*The task*. Check each line for the string "Group" and give only the count of lines that have it.

*Records shown*.
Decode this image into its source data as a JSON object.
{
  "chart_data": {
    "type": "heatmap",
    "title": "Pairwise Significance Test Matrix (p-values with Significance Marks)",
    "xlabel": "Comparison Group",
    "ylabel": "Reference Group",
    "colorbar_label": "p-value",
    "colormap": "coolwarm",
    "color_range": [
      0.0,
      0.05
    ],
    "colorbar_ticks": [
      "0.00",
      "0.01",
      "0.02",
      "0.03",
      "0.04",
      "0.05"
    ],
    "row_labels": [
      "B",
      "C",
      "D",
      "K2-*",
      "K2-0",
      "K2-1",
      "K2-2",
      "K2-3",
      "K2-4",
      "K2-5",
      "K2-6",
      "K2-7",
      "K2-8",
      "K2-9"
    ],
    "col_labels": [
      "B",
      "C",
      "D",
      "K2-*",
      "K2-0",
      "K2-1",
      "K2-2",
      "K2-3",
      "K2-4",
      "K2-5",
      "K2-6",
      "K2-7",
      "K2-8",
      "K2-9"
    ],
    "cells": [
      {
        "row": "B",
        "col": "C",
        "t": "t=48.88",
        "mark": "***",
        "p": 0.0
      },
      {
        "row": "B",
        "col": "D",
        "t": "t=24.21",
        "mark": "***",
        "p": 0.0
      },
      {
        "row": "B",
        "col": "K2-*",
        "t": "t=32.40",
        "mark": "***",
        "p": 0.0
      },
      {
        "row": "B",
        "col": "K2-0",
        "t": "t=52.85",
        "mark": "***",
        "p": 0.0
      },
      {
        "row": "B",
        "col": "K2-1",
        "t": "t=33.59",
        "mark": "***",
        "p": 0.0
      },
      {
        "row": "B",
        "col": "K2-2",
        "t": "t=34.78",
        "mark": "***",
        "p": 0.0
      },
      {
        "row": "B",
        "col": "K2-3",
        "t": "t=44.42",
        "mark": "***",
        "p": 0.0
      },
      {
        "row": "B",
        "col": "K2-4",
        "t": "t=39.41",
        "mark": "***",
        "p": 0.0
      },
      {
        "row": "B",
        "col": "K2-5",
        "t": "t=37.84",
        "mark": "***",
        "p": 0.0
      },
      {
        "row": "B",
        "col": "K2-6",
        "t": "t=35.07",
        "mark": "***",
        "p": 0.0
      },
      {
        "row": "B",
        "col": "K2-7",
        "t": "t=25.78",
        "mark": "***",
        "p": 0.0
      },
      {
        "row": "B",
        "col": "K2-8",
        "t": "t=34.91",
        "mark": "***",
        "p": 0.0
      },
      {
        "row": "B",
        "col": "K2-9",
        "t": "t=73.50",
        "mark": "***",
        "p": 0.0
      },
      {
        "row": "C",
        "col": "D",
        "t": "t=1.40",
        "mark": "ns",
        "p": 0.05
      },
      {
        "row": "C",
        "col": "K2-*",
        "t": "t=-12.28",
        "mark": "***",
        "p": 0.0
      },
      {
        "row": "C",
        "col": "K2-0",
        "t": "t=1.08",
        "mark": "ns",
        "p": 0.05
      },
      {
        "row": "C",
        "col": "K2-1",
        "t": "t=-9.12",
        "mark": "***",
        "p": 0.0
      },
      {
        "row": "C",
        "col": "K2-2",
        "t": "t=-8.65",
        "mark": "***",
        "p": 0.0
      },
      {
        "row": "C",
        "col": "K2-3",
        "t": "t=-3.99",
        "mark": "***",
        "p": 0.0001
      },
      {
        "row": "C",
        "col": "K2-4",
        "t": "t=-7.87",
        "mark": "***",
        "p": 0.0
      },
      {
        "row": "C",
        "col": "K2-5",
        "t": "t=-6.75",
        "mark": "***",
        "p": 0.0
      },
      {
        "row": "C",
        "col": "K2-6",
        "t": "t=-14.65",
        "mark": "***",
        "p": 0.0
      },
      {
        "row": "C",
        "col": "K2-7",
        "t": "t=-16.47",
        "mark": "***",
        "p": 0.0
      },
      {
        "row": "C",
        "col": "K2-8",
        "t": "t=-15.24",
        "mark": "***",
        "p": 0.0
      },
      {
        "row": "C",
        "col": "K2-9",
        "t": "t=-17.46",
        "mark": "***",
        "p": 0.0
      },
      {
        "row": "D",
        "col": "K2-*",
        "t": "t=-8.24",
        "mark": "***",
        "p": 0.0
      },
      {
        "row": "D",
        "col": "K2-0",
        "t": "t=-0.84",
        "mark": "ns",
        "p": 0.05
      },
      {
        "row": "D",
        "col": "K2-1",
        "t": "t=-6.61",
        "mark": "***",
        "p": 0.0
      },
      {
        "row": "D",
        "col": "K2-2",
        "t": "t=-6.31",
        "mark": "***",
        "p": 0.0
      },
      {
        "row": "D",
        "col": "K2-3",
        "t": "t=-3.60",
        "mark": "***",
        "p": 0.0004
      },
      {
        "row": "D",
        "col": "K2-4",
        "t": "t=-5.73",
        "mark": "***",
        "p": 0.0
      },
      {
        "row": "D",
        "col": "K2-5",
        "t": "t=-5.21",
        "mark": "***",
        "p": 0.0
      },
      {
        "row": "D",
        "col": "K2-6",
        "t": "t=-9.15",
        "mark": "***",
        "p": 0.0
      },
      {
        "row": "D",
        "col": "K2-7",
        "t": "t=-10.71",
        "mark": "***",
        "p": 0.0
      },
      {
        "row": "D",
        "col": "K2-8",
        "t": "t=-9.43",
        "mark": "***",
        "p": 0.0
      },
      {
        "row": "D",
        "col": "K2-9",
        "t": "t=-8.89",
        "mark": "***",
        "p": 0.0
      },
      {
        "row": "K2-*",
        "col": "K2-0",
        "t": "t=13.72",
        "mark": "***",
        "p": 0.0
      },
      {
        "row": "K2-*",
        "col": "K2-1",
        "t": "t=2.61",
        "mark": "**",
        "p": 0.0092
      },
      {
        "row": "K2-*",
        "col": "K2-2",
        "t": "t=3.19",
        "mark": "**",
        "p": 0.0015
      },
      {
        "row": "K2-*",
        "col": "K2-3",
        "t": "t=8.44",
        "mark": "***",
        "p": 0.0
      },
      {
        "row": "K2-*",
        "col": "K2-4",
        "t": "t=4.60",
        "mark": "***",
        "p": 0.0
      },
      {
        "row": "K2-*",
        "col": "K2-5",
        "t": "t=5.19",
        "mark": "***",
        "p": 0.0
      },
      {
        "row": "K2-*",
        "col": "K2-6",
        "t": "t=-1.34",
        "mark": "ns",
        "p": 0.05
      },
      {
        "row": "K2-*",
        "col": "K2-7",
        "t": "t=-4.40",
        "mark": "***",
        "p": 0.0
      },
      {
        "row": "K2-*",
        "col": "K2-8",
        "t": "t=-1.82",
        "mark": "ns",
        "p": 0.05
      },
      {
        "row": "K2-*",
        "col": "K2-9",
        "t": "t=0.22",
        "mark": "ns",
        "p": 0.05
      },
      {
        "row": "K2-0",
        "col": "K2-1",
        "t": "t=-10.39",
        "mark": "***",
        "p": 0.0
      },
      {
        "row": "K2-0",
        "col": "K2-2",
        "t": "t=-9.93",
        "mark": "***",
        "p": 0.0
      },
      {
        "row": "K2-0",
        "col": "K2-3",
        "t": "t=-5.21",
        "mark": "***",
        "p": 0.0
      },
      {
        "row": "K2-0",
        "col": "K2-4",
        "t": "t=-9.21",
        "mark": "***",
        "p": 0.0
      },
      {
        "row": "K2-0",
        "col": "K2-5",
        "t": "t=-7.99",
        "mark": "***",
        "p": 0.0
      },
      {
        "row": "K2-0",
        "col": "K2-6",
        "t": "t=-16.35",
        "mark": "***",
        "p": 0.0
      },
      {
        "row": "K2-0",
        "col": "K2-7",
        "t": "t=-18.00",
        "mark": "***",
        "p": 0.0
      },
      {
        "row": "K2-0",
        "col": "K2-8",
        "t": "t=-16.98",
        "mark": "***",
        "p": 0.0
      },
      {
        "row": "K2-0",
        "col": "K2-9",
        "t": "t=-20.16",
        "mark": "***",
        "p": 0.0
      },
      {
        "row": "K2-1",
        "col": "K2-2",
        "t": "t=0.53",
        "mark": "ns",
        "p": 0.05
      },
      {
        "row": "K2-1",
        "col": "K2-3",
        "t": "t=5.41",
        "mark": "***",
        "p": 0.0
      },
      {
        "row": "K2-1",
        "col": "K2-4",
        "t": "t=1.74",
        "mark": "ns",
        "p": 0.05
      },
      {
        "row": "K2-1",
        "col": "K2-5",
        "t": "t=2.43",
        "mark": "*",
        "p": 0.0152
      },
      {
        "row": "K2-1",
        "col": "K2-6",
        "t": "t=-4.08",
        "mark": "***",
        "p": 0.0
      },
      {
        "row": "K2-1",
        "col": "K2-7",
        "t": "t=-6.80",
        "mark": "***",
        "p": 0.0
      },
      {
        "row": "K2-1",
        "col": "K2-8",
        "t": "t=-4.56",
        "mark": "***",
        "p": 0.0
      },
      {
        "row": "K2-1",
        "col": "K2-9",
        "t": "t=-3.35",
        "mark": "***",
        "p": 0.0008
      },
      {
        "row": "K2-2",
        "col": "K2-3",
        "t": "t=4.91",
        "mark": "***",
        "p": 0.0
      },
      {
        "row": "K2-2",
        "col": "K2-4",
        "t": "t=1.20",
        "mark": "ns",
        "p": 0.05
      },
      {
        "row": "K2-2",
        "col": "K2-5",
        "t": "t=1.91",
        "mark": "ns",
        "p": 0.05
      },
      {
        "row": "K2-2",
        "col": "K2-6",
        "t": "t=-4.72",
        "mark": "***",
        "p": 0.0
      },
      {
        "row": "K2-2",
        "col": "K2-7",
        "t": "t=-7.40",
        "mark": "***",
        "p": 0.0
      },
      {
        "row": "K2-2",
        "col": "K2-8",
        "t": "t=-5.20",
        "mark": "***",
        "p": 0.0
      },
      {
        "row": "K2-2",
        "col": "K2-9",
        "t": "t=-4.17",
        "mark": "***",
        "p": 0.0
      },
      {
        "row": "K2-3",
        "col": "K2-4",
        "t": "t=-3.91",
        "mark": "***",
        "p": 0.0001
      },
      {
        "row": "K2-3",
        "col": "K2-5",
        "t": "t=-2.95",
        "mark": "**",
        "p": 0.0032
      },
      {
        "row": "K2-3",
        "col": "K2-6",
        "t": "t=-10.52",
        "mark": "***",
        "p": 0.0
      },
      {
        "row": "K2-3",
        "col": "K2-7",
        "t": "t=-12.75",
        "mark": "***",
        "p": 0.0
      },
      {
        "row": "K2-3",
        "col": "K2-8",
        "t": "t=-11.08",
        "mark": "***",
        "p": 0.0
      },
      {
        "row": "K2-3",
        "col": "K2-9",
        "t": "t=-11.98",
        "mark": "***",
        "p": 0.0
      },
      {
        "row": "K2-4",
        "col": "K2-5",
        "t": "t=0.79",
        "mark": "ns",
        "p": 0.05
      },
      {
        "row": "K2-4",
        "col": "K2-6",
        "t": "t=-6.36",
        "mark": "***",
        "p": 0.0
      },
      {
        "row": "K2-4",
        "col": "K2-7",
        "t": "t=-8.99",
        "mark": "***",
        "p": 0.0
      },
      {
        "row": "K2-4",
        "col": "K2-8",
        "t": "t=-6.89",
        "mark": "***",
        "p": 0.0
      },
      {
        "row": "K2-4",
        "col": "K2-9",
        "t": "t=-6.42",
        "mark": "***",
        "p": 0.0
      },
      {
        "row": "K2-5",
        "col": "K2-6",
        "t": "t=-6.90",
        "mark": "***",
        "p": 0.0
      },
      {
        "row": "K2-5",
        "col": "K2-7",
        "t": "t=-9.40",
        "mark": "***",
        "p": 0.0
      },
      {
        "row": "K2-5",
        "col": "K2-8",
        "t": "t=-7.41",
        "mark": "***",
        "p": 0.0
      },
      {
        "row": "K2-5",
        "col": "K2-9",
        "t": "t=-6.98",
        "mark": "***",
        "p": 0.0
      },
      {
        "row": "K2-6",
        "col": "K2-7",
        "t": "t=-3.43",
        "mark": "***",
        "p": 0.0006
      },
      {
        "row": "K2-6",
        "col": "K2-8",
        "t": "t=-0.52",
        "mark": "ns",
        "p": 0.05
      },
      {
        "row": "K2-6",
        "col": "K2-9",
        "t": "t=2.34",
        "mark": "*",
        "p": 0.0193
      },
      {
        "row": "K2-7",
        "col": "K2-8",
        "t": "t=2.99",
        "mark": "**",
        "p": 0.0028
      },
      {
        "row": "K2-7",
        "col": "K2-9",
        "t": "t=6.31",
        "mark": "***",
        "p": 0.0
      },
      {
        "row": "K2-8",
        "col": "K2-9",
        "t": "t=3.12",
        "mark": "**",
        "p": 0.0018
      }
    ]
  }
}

*Exercise solution*. 2